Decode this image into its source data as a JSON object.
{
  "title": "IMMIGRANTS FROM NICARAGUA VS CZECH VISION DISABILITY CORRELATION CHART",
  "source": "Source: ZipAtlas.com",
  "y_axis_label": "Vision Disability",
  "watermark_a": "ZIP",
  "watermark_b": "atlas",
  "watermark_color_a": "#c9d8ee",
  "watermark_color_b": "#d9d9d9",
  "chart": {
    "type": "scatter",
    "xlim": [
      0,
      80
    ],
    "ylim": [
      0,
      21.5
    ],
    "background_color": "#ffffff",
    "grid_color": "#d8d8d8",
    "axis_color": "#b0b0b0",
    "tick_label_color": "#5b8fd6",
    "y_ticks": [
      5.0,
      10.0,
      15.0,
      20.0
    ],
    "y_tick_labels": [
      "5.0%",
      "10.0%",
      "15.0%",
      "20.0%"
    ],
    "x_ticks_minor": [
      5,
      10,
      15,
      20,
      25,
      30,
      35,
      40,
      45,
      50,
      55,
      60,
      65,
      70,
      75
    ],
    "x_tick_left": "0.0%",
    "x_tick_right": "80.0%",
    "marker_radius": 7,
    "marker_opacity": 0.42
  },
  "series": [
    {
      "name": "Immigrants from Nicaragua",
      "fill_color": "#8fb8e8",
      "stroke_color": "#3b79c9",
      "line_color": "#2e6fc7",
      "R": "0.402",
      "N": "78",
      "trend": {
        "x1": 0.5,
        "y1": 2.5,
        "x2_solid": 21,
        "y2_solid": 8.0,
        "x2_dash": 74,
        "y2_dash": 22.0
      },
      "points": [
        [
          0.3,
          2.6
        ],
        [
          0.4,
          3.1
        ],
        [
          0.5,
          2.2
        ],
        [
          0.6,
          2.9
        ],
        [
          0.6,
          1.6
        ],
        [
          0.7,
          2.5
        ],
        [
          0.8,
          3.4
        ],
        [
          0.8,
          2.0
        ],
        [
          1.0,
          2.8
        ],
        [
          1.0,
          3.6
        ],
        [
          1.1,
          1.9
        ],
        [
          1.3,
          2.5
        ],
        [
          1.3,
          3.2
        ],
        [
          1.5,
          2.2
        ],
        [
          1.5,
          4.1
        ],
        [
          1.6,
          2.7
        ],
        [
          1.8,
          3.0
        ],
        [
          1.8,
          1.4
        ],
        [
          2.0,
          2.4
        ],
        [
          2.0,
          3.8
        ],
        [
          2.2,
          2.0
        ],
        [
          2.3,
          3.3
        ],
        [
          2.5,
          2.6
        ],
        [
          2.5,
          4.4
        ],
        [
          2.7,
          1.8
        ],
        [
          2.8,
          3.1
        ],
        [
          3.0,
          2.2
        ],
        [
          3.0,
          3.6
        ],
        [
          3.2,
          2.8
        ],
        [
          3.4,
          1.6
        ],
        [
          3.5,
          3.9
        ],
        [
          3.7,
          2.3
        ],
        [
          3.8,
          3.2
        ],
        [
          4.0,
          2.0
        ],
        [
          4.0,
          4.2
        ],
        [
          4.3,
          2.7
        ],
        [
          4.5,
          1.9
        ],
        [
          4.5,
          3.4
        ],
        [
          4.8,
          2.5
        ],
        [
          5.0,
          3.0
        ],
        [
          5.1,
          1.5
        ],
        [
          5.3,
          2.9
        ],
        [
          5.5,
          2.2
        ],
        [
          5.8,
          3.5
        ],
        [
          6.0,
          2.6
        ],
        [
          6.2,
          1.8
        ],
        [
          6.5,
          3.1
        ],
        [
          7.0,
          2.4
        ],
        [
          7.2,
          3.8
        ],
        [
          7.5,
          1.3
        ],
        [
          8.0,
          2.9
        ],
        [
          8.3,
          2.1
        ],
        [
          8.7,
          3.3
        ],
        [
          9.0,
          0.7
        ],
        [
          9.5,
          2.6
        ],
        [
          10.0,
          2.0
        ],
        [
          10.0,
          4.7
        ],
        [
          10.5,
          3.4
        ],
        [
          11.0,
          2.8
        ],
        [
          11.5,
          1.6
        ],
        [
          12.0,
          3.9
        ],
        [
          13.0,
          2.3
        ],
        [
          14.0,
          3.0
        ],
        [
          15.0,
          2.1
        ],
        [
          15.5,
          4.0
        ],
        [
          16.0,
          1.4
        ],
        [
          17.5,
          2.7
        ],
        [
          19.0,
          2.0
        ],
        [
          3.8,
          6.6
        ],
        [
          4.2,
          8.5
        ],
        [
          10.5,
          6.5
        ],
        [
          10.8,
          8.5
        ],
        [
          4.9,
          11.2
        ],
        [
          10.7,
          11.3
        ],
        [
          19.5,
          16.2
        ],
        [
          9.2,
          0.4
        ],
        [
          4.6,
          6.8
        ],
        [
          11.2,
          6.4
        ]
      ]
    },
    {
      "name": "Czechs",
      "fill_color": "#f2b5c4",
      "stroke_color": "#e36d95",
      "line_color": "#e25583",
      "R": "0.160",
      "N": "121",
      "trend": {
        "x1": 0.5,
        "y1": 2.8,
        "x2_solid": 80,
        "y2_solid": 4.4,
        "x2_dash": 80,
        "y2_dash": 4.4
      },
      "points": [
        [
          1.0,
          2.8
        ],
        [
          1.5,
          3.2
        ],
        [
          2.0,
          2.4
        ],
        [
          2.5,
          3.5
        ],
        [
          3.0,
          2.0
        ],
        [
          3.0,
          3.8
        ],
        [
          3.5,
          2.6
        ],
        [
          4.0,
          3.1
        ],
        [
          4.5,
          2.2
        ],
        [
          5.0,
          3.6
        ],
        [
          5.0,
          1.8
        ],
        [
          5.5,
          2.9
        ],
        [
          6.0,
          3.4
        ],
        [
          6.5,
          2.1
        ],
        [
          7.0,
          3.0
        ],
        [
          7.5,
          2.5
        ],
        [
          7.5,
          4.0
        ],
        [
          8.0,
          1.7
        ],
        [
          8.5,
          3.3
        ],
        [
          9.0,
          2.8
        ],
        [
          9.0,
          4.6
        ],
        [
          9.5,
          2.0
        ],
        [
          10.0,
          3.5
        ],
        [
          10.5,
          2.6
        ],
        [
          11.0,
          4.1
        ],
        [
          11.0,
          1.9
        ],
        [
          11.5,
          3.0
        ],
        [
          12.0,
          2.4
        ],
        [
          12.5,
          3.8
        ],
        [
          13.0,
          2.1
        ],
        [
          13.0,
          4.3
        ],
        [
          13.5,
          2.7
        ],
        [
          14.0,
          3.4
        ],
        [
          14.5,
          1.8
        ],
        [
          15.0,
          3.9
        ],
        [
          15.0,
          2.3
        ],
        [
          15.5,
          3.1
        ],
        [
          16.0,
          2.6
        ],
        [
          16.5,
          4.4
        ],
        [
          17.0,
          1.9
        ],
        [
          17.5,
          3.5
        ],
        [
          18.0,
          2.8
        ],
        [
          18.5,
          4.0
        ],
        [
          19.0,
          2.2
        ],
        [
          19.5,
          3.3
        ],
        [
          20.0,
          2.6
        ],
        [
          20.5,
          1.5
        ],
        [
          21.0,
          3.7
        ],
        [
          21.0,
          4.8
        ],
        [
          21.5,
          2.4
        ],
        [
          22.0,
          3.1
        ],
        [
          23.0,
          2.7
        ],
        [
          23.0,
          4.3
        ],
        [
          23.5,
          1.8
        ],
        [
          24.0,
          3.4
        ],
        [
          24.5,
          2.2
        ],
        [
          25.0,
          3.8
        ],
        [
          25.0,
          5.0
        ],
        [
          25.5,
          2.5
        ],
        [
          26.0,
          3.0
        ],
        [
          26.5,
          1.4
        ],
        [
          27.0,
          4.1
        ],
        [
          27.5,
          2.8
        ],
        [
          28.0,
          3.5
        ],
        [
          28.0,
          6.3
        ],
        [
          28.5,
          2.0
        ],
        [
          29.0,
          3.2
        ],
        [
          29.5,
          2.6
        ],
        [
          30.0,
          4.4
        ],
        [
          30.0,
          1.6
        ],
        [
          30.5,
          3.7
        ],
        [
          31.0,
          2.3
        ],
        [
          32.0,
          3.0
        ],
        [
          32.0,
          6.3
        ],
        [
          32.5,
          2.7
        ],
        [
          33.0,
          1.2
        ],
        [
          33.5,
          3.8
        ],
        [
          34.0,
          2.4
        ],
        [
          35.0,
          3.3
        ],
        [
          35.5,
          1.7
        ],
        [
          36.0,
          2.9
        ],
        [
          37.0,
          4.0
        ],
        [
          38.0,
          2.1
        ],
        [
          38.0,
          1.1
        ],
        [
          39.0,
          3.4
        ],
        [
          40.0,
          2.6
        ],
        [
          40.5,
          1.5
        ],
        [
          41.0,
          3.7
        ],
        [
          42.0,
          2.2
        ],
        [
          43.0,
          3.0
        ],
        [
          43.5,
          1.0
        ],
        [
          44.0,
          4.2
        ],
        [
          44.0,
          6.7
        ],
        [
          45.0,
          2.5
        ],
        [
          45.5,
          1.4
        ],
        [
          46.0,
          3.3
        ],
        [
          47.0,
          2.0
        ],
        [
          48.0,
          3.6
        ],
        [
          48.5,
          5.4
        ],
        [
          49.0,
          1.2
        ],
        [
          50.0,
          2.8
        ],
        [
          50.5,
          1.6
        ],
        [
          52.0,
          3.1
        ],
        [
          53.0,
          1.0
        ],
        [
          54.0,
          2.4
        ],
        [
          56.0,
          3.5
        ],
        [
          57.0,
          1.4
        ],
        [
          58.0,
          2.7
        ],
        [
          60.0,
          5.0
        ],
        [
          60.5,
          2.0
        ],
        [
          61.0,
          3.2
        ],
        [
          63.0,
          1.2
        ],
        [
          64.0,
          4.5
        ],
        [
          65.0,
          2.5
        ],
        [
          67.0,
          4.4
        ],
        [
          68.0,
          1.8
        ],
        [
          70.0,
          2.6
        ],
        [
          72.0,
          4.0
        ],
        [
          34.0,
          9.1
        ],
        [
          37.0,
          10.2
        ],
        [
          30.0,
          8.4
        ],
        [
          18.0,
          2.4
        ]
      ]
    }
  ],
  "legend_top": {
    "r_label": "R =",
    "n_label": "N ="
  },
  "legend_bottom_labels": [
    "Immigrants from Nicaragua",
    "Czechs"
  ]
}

*To be done*: Report how many lines in the listing include the word "name". Give nothing but the count.

*Answer to the exercise*: 2